-- Start Data --
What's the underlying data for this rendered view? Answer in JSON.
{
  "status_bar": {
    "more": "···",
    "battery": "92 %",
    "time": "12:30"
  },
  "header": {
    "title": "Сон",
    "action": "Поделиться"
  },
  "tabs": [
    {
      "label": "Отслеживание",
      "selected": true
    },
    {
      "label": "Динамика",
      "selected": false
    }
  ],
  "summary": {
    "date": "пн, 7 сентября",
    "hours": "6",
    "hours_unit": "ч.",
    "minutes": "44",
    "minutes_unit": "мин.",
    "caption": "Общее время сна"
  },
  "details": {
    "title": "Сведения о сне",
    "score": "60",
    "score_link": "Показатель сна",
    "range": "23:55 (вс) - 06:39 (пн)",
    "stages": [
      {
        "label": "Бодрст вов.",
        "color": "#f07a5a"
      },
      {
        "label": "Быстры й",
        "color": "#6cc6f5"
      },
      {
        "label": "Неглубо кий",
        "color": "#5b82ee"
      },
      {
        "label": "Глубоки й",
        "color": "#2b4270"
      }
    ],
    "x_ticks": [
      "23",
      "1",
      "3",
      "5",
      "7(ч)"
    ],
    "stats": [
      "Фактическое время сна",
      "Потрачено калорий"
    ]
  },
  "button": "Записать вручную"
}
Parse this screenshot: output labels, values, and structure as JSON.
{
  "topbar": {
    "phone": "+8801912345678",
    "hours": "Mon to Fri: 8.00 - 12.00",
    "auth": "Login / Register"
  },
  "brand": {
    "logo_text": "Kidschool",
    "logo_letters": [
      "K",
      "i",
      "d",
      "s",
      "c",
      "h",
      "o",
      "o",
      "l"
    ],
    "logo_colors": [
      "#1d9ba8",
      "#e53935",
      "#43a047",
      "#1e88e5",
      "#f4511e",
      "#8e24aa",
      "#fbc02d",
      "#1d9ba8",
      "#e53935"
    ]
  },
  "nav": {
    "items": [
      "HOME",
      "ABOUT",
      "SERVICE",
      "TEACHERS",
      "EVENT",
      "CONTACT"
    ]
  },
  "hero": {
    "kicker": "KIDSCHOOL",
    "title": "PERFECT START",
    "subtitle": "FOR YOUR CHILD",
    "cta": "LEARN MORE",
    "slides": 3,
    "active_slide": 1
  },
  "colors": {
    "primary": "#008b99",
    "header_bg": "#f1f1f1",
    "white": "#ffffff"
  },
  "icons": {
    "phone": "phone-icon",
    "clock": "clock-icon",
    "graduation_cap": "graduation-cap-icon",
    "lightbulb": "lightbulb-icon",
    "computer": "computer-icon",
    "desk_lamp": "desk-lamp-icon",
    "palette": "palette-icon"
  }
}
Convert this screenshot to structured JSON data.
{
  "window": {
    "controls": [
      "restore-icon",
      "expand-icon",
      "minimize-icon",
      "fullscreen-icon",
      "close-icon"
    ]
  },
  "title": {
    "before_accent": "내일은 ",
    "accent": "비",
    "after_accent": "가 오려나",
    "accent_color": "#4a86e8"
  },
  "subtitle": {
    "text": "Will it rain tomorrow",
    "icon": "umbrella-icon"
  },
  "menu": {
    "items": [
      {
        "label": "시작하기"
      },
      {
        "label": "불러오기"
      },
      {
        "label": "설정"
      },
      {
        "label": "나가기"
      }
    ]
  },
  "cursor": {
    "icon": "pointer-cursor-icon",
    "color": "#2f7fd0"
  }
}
-- End Data --
[Task directions] Faithfully copy every entry, leaving nothing out.

[Correct answer]
What's the underlying data for this rendered view? Answer in JSON.
{
  "status_bar": {
    "more": "···",
    "battery": "92 %",
    "time": "12:30"
  },
  "header": {
    "title": "Сон",
    "action": "Поделиться"
  },
  "tabs": [
    {
      "label": "Отслеживание",
      "selected": true
    },
    {
      "label": "Динамика",
      "selected": false
    }
  ],
  "summary": {
    "date": "пн, 7 сентября",
    "hours": "6",
    "hours_unit": "ч.",
    "minutes": "44",
    "minutes_unit": "мин.",
    "caption": "Общее время сна"
  },
  "details": {
    "title": "Сведения о сне",
    "score": "60",
    "score_link": "Показатель сна",
    "range": "23:55 (вс) - 06:39 (пн)",
    "stages": [
      {
        "label": "Бодрст вов.",
        "color": "#f07a5a"
      },
      {
        "label": "Быстры й",
        "color": "#6cc6f5"
      },
      {
        "label": "Неглубо кий",
        "color": "#5b82ee"
      },
      {
        "label": "Глубоки й",
        "color": "#2b4270"
      }
    ],
    "x_ticks": [
      "23",
      "1",
      "3",
      "5",
      "7(ч)"
    ],
    "stats": [
      "Фактическое время сна",
      "Потрачено калорий"
    ]
  },
  "button": "Записать вручную"
}
Parse this screenshot: output labels, values, and structure as JSON.
{
  "topbar": {
    "phone": "+8801912345678",
    "hours": "Mon to Fri: 8.00 - 12.00",
    "auth": "Login / Register"
  },
  "brand": {
    "logo_text": "Kidschool",
    "logo_letters": [
      "K",
      "i",
      "d",
      "s",
      "c",
      "h",
      "o",
      "o",
      "l"
    ],
    "logo_colors": [
      "#1d9ba8",
      "#e53935",
      "#43a047",
      "#1e88e5",
      "#f4511e",
      "#8e24aa",
      "#fbc02d",
      "#1d9ba8",
      "#e53935"
    ]
  },
  "nav": {
    "items": [
      "HOME",
      "ABOUT",
      "SERVICE",
      "TEACHERS",
      "EVENT",
      "CONTACT"
    ]
  },
  "hero": {
    "kicker": "KIDSCHOOL",
    "title": "PERFECT START",
    "subtitle": "FOR YOUR CHILD",
    "cta": "LEARN MORE",
    "slides": 3,
    "active_slide": 1
  },
  "colors": {
    "primary": "#008b99",
    "header_bg": "#f1f1f1",
    "white": "#ffffff"
  },
  "icons": {
    "phone": "phone-icon",
    "clock": "clock-icon",
    "graduation_cap": "graduation-cap-icon",
    "lightbulb": "lightbulb-icon",
    "computer": "computer-icon",
    "desk_lamp": "desk-lamp-icon",
    "palette": "palette-icon"
  }
}
Convert this screenshot to structured JSON data.
{
  "window": {
    "controls": [
      "restore-icon",
      "expand-icon",
      "minimize-icon",
      "fullscreen-icon",
      "close-icon"
    ]
  },
  "title": {
    "before_accent": "내일은 ",
    "accent": "비",
    "after_accent": "가 오려나",
    "accent_color": "#4a86e8"
  },
  "subtitle": {
    "text": "Will it rain tomorrow",
    "icon": "umbrella-icon"
  },
  "menu": {
    "items": [
      {
        "label": "시작하기"
      },
      {
        "label": "불러오기"
      },
      {
        "label": "설정"
      },
      {
        "label": "나가기"
      }
    ]
  },
  "cursor": {
    "icon": "pointer-cursor-icon",
    "color": "#2f7fd0"
  }
}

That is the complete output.